--- Start of Listed entries ---

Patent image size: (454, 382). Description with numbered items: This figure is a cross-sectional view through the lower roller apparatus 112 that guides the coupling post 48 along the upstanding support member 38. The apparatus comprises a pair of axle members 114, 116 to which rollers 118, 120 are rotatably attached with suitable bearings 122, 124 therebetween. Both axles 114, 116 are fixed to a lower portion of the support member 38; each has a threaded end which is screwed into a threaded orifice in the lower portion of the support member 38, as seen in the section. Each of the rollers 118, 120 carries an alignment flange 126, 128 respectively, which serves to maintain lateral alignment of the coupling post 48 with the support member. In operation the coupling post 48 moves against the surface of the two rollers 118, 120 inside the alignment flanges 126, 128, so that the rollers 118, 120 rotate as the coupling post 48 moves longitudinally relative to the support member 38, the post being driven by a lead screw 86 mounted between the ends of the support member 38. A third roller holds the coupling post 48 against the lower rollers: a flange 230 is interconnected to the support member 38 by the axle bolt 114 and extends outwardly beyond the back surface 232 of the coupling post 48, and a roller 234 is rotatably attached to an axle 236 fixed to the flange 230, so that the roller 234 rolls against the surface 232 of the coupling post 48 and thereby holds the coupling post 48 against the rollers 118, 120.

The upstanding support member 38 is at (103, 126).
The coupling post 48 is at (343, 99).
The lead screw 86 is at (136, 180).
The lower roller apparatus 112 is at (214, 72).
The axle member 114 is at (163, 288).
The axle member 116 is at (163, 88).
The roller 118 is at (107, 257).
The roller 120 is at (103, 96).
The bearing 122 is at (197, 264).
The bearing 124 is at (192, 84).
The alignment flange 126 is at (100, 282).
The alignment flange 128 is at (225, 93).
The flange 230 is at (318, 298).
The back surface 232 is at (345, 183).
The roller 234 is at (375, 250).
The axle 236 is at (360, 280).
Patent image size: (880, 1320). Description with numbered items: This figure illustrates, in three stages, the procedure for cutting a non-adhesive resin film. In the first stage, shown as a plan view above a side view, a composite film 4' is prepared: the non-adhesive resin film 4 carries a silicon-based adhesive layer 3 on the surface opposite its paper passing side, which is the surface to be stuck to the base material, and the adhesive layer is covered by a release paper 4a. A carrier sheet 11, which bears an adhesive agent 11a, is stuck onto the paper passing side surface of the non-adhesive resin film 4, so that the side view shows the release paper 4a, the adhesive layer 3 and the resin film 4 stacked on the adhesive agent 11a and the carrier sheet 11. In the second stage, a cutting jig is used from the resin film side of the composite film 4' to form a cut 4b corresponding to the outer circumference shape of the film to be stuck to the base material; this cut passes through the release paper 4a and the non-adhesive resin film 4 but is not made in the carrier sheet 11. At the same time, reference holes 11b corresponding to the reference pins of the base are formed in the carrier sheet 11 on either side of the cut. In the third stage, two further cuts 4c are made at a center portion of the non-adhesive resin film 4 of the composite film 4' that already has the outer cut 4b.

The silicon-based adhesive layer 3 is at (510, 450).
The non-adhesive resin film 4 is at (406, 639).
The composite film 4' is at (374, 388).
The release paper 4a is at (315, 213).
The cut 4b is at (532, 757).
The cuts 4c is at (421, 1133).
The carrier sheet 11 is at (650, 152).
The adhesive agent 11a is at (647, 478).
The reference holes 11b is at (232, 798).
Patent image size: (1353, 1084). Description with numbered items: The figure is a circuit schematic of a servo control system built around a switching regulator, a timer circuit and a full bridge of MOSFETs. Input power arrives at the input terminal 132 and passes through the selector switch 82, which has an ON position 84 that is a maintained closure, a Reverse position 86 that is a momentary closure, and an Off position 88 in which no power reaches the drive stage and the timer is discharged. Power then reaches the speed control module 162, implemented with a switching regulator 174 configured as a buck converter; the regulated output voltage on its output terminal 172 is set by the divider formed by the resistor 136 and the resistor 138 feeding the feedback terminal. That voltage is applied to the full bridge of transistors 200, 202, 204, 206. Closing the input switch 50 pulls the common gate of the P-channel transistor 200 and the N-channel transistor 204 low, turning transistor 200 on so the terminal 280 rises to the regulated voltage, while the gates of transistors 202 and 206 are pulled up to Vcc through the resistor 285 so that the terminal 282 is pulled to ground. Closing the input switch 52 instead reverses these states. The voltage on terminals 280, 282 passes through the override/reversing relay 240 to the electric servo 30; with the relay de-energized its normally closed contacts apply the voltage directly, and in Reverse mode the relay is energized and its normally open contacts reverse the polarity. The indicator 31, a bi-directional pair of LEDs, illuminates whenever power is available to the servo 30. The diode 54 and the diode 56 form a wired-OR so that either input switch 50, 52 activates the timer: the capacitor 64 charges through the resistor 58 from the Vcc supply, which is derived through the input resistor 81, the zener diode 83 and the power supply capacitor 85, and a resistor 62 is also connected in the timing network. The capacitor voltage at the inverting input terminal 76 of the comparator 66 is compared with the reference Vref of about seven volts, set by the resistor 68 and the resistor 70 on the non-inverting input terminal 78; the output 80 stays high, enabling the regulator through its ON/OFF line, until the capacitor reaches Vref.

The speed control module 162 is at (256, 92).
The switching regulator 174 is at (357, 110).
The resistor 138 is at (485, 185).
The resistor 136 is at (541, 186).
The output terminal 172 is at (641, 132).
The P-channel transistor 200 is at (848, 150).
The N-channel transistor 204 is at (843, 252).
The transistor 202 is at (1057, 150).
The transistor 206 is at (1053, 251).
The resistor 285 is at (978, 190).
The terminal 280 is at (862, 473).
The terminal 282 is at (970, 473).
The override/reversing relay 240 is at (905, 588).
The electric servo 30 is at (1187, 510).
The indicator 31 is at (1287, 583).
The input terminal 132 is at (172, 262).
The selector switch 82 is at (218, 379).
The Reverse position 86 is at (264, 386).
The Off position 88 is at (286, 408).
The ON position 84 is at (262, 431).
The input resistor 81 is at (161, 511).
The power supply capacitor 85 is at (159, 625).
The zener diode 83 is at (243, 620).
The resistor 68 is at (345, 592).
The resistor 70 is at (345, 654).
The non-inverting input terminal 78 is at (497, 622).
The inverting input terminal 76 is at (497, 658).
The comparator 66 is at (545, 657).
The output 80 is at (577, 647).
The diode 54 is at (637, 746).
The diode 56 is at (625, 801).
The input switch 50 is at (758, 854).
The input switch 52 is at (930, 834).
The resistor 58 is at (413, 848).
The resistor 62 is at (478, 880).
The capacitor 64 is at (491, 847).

--- End of Listed entries ---

Can you arrange every line of the records above as a Markdown table with the columns "Row" and "Line," numbering each row and omitting blank lines?

| Row | Line |
|---|---|
| 1 | Patent image size: (454, 382). Description with numbered items: This figure is a cross-sectional view through the lower roller apparatus 112 that guides the coupling post 48 along the upstanding support member 38. The apparatus comprises a pair of axle members 114, 116 to which rollers 118, 120 are rotatably attached with suitable bearings 122, 124 therebetween. Both axles 114, 116 are fixed to a lower portion of the support member 38; each has a threaded end which is screwed into a threaded orifice in the lower portion of the support member 38, as seen in the section. Each of the rollers 118, 120 carries an alignment flange 126, 128 respectively, which serves to maintain lateral alignment of the coupling post 48 with the support member. In operation the coupling post 48 moves against the surface of the two rollers 118, 120 inside the alignment flanges 126, 128, so that the rollers 118, 120 rotate as the coupling post 48 moves longitudinally relative to the support member 38, the post being driven by a lead screw 86 mounted between the ends of the support member 38. A third roller holds the coupling post 48 against the lower rollers: a flange 230 is interconnected to the support member 38 by the axle bolt 114 and extends outwardly beyond the back surface 232 of the coupling post 48, and a roller 234 is rotatably attached to an axle 236 fixed to the flange 230, so that the roller 234 rolls against the surface 232 of the coupling post 48 and thereby holds the coupling post 48 against the rollers 118, 120. |
| 2 | The upstanding support member 38 is at (103, 126). |
| 3 | The coupling post 48 is at (343, 99). |
| 4 | The lead screw 86 is at (136, 180). |
| 5 | The lower roller apparatus 112 is at (214, 72). |
| 6 | The axle member 114 is at (163, 288). |
| 7 | The axle member 116 is at (163, 88). |
| 8 | The roller 118 is at (107, 257). |
| 9 | The roller 120 is at (103, 96). |
| 10 | The bearing 122 is at (197, 264). |
| 11 | The bearing 124 is at (192, 84). |
| 12 | The alignment flange 126 is at (100, 282). |
| 13 | The alignment flange 128 is at (225, 93). |
| 14 | The flange 230 is at (318, 298). |
| 15 | The back surface 232 is at (345, 183). |
| 16 | The roller 234 is at (375, 250). |
| 17 | The axle 236 is at (360, 280). |
| 18 | Patent image size: (880, 1320). Description with numbered items: This figure illustrates, in three stages, the procedure for cutting a non-adhesive resin film. In the first stage, shown as a plan view above a side view, a composite film 4' is prepared: the non-adhesive resin film 4 carries a silicon-based adhesive layer 3 on the surface opposite its paper passing side, which is the surface to be stuck to the base material, and the adhesive layer is covered by a release paper 4a. A carrier sheet 11, which bears an adhesive agent 11a, is stuck onto the paper passing side surface of the non-adhesive resin film 4, so that the side view shows the release paper 4a, the adhesive layer 3 and the resin film 4 stacked on the adhesive agent 11a and the carrier sheet 11. In the second stage, a cutting jig is used from the resin film side of the composite film 4' to form a cut 4b corresponding to the outer circumference shape of the film to be stuck to the base material; this cut passes through the release paper 4a and the non-adhesive resin film 4 but is not made in the carrier sheet 11. At the same time, reference holes 11b corresponding to the reference pins of the base are formed in the carrier sheet 11 on either side of the cut. In the third stage, two further cuts 4c are made at a center portion of the non-adhesive resin film 4 of the composite film 4' that already has the outer cut 4b. |
| 19 | The silicon-based adhesive layer 3 is at (510, 450). |
| 20 | The non-adhesive resin film 4 is at (406, 639). |
| 21 | The composite film 4' is at (374, 388). |
| 22 | The release paper 4a is at (315, 213). |
| 23 | The cut 4b is at (532, 757). |
| 24 | The cuts 4c is at (421, 1133). |
| 25 | The carrier sheet 11 is at (650, 152). |
| 26 | The adhesive agent 11a is at (647, 478). |
| 27 | The reference holes 11b is at (232, 798). |
| 28 | Patent image size: (1353, 1084). Description with numbered items: The figure is a circuit schematic of a servo control system built around a switching regulator, a timer circuit and a full bridge of MOSFETs. Input power arrives at the input terminal 132 and passes through the selector switch 82, which has an ON position 84 that is a maintained closure, a Reverse position 86 that is a momentary closure, and an Off position 88 in which no power reaches the drive stage and the timer is discharged. Power then reaches the speed control module 162, implemented with a switching regulator 174 configured as a buck converter; the regulated output voltage on its output terminal 172 is set by the divider formed by the resistor 136 and the resistor 138 feeding the feedback terminal. That voltage is applied to the full bridge of transistors 200, 202, 204, 206. Closing the input switch 50 pulls the common gate of the P-channel transistor 200 and the N-channel transistor 204 low, turning transistor 200 on so the terminal 280 rises to the regulated voltage, while the gates of transistors 202 and 206 are pulled up to Vcc through the resistor 285 so that the terminal 282 is pulled to ground. Closing the input switch 52 instead reverses these states. The voltage on terminals 280, 282 passes through the override/reversing relay 240 to the electric servo 30; with the relay de-energized its normally closed contacts apply the voltage directly, and in Reverse mode the relay is energized and its normally open contacts reverse the polarity. The indicator 31, a bi-directional pair of LEDs, illuminates whenever power is available to the servo 30. The diode 54 and the diode 56 form a wired-OR so that either input switch 50, 52 activates the timer: the capacitor 64 charges through the resistor 58 from the Vcc supply, which is derived through the input resistor 81, the zener diode 83 and the power supply capacitor 85, and a resistor 62 is also connected in the timing network. The capacitor voltage at the inverting input terminal 76 of the comparator 66 is compared with the reference Vref of about seven volts, set by the resistor 68 and the resistor 70 on the non-inverting input terminal 78; the output 80 stays high, enabling the regulator through its ON/OFF line, until the capacitor reaches Vref. |
| 29 | The speed control module 162 is at (256, 92). |
| 30 | The switching regulator 174 is at (357, 110). |
| 31 | The resistor 138 is at (485, 185). |
| 32 | The resistor 136 is at (541, 186). |
| 33 | The output terminal 172 is at (641, 132). |
| 34 | The P-channel transistor 200 is at (848, 150). |
| 35 | The N-channel transistor 204 is at (843, 252). |
| 36 | The transistor 202 is at (1057, 150). |
| 37 | The transistor 206 is at (1053, 251). |
| 38 | The resistor 285 is at (978, 190). |
| 39 | The terminal 280 is at (862, 473). |
| 40 | The terminal 282 is at (970, 473). |
| 41 | The override/reversing relay 240 is at (905, 588). |
| 42 | The electric servo 30 is at (1187, 510). |
| 43 | The indicator 31 is at (1287, 583). |
| 44 | The input terminal 132 is at (172, 262). |
| 45 | The selector switch 82 is at (218, 379). |
| 46 | The Reverse position 86 is at (264, 386). |
| 47 | The Off position 88 is at (286, 408). |
| 48 | The ON position 84 is at (262, 431). |
| 49 | The input resistor 81 is at (161, 511). |
| 50 | The power supply capacitor 85 is at (159, 625). |
| 51 | The zener diode 83 is at (243, 620). |
| 52 | The resistor 68 is at (345, 592). |
| 53 | The resistor 70 is at (345, 654). |
| 54 | The non-inverting input terminal 78 is at (497, 622). |
| 55 | The inverting input terminal 76 is at (497, 658). |
| 56 | The comparator 66 is at (545, 657). |
| 57 | The output 80 is at (577, 647). |
| 58 | The diode 54 is at (637, 746). |
| 59 | The diode 56 is at (625, 801). |
| 60 | The input switch 50 is at (758, 854). |
| 61 | The input switch 52 is at (930, 834). |
| 62 | The resistor 58 is at (413, 848). |
| 63 | The resistor 62 is at (478, 880). |
| 64 | The capacitor 64 is at (491, 847). |